►

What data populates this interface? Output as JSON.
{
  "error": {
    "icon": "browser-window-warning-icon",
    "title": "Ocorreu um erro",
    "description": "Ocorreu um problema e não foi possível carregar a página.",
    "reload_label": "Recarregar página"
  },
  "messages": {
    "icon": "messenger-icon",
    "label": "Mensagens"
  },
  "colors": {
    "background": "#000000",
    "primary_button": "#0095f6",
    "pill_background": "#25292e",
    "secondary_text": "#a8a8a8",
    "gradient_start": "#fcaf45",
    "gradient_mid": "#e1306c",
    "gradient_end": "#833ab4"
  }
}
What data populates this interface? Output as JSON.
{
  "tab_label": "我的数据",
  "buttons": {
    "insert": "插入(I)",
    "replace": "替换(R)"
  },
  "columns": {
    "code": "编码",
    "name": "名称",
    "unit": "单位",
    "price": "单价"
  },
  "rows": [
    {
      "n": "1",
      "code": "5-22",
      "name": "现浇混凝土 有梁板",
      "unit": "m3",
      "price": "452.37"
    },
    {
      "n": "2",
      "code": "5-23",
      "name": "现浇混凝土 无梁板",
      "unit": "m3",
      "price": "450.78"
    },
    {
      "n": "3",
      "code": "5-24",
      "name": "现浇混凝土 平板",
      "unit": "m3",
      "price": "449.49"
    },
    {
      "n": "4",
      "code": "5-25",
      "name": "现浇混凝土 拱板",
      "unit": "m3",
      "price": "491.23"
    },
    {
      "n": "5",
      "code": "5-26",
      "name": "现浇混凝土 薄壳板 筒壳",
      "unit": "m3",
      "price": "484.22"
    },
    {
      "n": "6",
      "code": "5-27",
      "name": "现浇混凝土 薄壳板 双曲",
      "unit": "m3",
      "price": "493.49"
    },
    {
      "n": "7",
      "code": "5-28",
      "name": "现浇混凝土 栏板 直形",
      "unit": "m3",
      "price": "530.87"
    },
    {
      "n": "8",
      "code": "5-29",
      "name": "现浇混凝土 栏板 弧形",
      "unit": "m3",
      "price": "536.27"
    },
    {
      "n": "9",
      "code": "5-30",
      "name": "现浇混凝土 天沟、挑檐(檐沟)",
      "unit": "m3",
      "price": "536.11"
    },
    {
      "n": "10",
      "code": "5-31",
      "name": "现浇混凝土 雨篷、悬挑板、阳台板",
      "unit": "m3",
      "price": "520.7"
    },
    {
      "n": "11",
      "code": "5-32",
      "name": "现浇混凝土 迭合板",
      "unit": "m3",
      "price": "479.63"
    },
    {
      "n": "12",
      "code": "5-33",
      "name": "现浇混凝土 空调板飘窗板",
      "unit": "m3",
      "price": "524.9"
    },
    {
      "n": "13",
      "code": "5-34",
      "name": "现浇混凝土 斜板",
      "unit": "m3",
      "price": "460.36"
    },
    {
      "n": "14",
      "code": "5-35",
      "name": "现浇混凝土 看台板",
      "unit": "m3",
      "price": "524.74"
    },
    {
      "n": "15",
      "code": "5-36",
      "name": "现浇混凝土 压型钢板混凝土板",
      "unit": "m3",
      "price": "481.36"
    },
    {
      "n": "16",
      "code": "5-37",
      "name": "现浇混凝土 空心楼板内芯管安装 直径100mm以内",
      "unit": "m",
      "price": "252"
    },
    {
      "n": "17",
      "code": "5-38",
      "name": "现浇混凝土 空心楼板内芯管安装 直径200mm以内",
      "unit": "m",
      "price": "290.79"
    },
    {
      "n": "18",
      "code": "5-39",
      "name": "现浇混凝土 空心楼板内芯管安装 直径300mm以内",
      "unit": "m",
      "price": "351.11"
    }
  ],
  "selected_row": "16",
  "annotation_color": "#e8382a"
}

◄

**To be done:**
Look for the word "Ocorreu" and return every line where it occurs.

**Expected answer:**
    "title": "Ocorreu um erro",
    "description": "Ocorreu um problema e não foi possível carregar a página.",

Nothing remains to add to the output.